- [PROBLEM REQUIREMENTS]
In the entries that follow, how many lines hold the string "detached"? Give only that number.

- [DATA FOR THIS TASK]
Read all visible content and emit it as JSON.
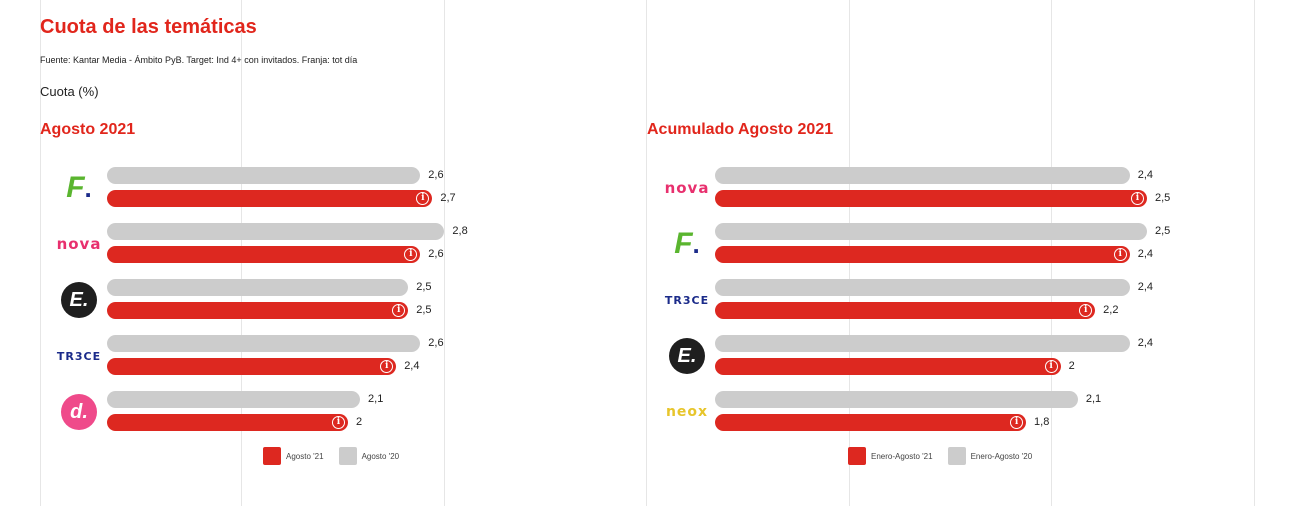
{
  "header": {
    "title": "Cuota de las temáticas",
    "source": "Fuente: Kantar Media - Ámbito PyB. Target: Ind 4+ con invitados. Franja: tot día",
    "unit_label": "Cuota (%)"
  },
  "colors": {
    "current": "#dd2820",
    "previous": "#cccccc",
    "accent": "#e1261c"
  },
  "chart_data": [
    {
      "type": "bar",
      "title": "Agosto 2021",
      "categories": [
        "fdf-logo",
        "nova-logo",
        "energy-logo",
        "trece-logo",
        "divinity-logo"
      ],
      "series": [
        {
          "name": "Agosto '20",
          "values": [
            2.6,
            2.8,
            2.5,
            2.6,
            2.1
          ]
        },
        {
          "name": "Agosto '21",
          "values": [
            2.7,
            2.6,
            2.5,
            2.4,
            2
          ]
        }
      ],
      "value_labels_prev": [
        "2,6",
        "2,8",
        "2,5",
        "2,6",
        "2,1"
      ],
      "value_labels_curr": [
        "2,7",
        "2,6",
        "2,5",
        "2,4",
        "2"
      ],
      "legend": [
        "Agosto '21",
        "Agosto '20"
      ],
      "legend_position": "bottom"
    },
    {
      "type": "bar",
      "title": "Acumulado Agosto 2021",
      "categories": [
        "nova-logo",
        "fdf-logo",
        "trece-logo",
        "energy-logo",
        "neox-logo"
      ],
      "series": [
        {
          "name": "Enero-Agosto '20",
          "values": [
            2.4,
            2.5,
            2.4,
            2.4,
            2.1
          ]
        },
        {
          "name": "Enero-Agosto '21",
          "values": [
            2.5,
            2.4,
            2.2,
            2,
            1.8
          ]
        }
      ],
      "value_labels_prev": [
        "2,4",
        "2,5",
        "2,4",
        "2,4",
        "2,1"
      ],
      "value_labels_curr": [
        "2,5",
        "2,4",
        "2,2",
        "2",
        "1,8"
      ],
      "legend": [
        "Enero-Agosto '21",
        "Enero-Agosto '20"
      ],
      "legend_position": "bottom"
    }
  ],
  "logos": {
    "nova": "nova",
    "trece": "TR3CE",
    "neox": "neox",
    "energy": "E.",
    "divinity": "d.",
    "fdf": "F."
  }
}
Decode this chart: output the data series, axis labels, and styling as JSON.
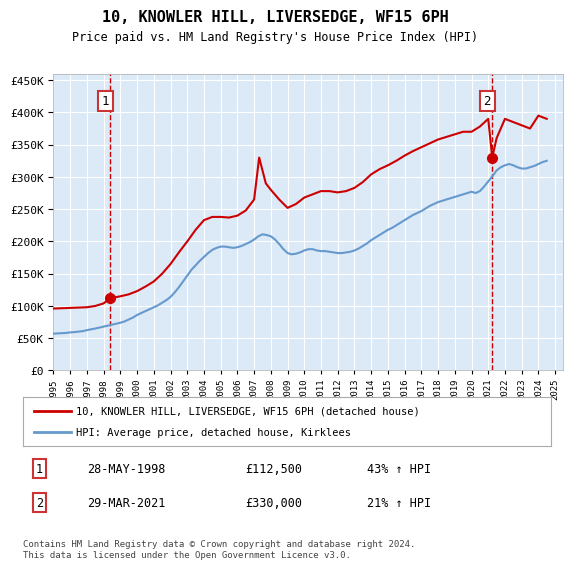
{
  "title": "10, KNOWLER HILL, LIVERSEDGE, WF15 6PH",
  "subtitle": "Price paid vs. HM Land Registry's House Price Index (HPI)",
  "ytick_values": [
    0,
    50000,
    100000,
    150000,
    200000,
    250000,
    300000,
    350000,
    400000,
    450000
  ],
  "xlim_start": 1995.0,
  "xlim_end": 2025.5,
  "ylim_min": 0,
  "ylim_max": 460000,
  "background_color": "#dce9f7",
  "grid_color": "#ffffff",
  "red_line_color": "#cc0000",
  "blue_line_color": "#6699cc",
  "marker1_date": 1998.41,
  "marker1_value": 112500,
  "marker2_date": 2021.24,
  "marker2_value": 330000,
  "legend_label1": "10, KNOWLER HILL, LIVERSEDGE, WF15 6PH (detached house)",
  "legend_label2": "HPI: Average price, detached house, Kirklees",
  "annotation1_date": "28-MAY-1998",
  "annotation1_price": "£112,500",
  "annotation1_hpi": "43% ↑ HPI",
  "annotation2_date": "29-MAR-2021",
  "annotation2_price": "£330,000",
  "annotation2_hpi": "21% ↑ HPI",
  "footer": "Contains HM Land Registry data © Crown copyright and database right 2024.\nThis data is licensed under the Open Government Licence v3.0.",
  "hpi_data": {
    "years": [
      1995.0,
      1995.25,
      1995.5,
      1995.75,
      1996.0,
      1996.25,
      1996.5,
      1996.75,
      1997.0,
      1997.25,
      1997.5,
      1997.75,
      1998.0,
      1998.25,
      1998.5,
      1998.75,
      1999.0,
      1999.25,
      1999.5,
      1999.75,
      2000.0,
      2000.25,
      2000.5,
      2000.75,
      2001.0,
      2001.25,
      2001.5,
      2001.75,
      2002.0,
      2002.25,
      2002.5,
      2002.75,
      2003.0,
      2003.25,
      2003.5,
      2003.75,
      2004.0,
      2004.25,
      2004.5,
      2004.75,
      2005.0,
      2005.25,
      2005.5,
      2005.75,
      2006.0,
      2006.25,
      2006.5,
      2006.75,
      2007.0,
      2007.25,
      2007.5,
      2007.75,
      2008.0,
      2008.25,
      2008.5,
      2008.75,
      2009.0,
      2009.25,
      2009.5,
      2009.75,
      2010.0,
      2010.25,
      2010.5,
      2010.75,
      2011.0,
      2011.25,
      2011.5,
      2011.75,
      2012.0,
      2012.25,
      2012.5,
      2012.75,
      2013.0,
      2013.25,
      2013.5,
      2013.75,
      2014.0,
      2014.25,
      2014.5,
      2014.75,
      2015.0,
      2015.25,
      2015.5,
      2015.75,
      2016.0,
      2016.25,
      2016.5,
      2016.75,
      2017.0,
      2017.25,
      2017.5,
      2017.75,
      2018.0,
      2018.25,
      2018.5,
      2018.75,
      2019.0,
      2019.25,
      2019.5,
      2019.75,
      2020.0,
      2020.25,
      2020.5,
      2020.75,
      2021.0,
      2021.25,
      2021.5,
      2021.75,
      2022.0,
      2022.25,
      2022.5,
      2022.75,
      2023.0,
      2023.25,
      2023.5,
      2023.75,
      2024.0,
      2024.25,
      2024.5
    ],
    "values": [
      57000,
      57500,
      57800,
      58200,
      59000,
      59500,
      60200,
      61000,
      62500,
      63800,
      65000,
      66500,
      68000,
      69500,
      71000,
      72500,
      74000,
      76000,
      79000,
      82000,
      86000,
      89000,
      92000,
      95000,
      98000,
      101000,
      105000,
      109000,
      114000,
      121000,
      129000,
      138000,
      147000,
      156000,
      163000,
      170000,
      176000,
      182000,
      187000,
      190000,
      192000,
      192000,
      191000,
      190000,
      191000,
      193000,
      196000,
      199000,
      203000,
      208000,
      211000,
      210000,
      208000,
      203000,
      196000,
      188000,
      182000,
      180000,
      181000,
      183000,
      186000,
      188000,
      188000,
      186000,
      185000,
      185000,
      184000,
      183000,
      182000,
      182000,
      183000,
      184000,
      186000,
      189000,
      193000,
      197000,
      202000,
      206000,
      210000,
      214000,
      218000,
      221000,
      225000,
      229000,
      233000,
      237000,
      241000,
      244000,
      247000,
      251000,
      255000,
      258000,
      261000,
      263000,
      265000,
      267000,
      269000,
      271000,
      273000,
      275000,
      277000,
      275000,
      278000,
      285000,
      293000,
      301000,
      310000,
      315000,
      318000,
      320000,
      318000,
      315000,
      313000,
      313000,
      315000,
      317000,
      320000,
      323000,
      325000
    ]
  },
  "red_line_data": {
    "years": [
      1995.0,
      1995.5,
      1996.0,
      1996.5,
      1997.0,
      1997.5,
      1998.0,
      1998.41,
      1998.6,
      1999.0,
      1999.5,
      2000.0,
      2000.5,
      2001.0,
      2001.5,
      2002.0,
      2002.5,
      2003.0,
      2003.5,
      2004.0,
      2004.5,
      2005.0,
      2005.5,
      2006.0,
      2006.5,
      2007.0,
      2007.3,
      2007.7,
      2008.0,
      2008.5,
      2009.0,
      2009.5,
      2010.0,
      2010.5,
      2011.0,
      2011.5,
      2012.0,
      2012.5,
      2013.0,
      2013.5,
      2014.0,
      2014.5,
      2015.0,
      2015.5,
      2016.0,
      2016.5,
      2017.0,
      2017.5,
      2018.0,
      2018.5,
      2019.0,
      2019.5,
      2020.0,
      2020.5,
      2021.0,
      2021.24,
      2021.5,
      2022.0,
      2022.5,
      2023.0,
      2023.5,
      2024.0,
      2024.5
    ],
    "values": [
      96000,
      96500,
      97000,
      97500,
      98000,
      100000,
      104000,
      112500,
      113000,
      115000,
      118000,
      123000,
      130000,
      138000,
      150000,
      165000,
      183000,
      200000,
      218000,
      233000,
      238000,
      238000,
      237000,
      240000,
      248000,
      265000,
      330000,
      290000,
      280000,
      265000,
      252000,
      258000,
      268000,
      273000,
      278000,
      278000,
      276000,
      278000,
      283000,
      292000,
      304000,
      312000,
      318000,
      325000,
      333000,
      340000,
      346000,
      352000,
      358000,
      362000,
      366000,
      370000,
      370000,
      378000,
      390000,
      330000,
      360000,
      390000,
      385000,
      380000,
      375000,
      395000,
      390000
    ]
  }
}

- [WRITTEN RESPONSE]
2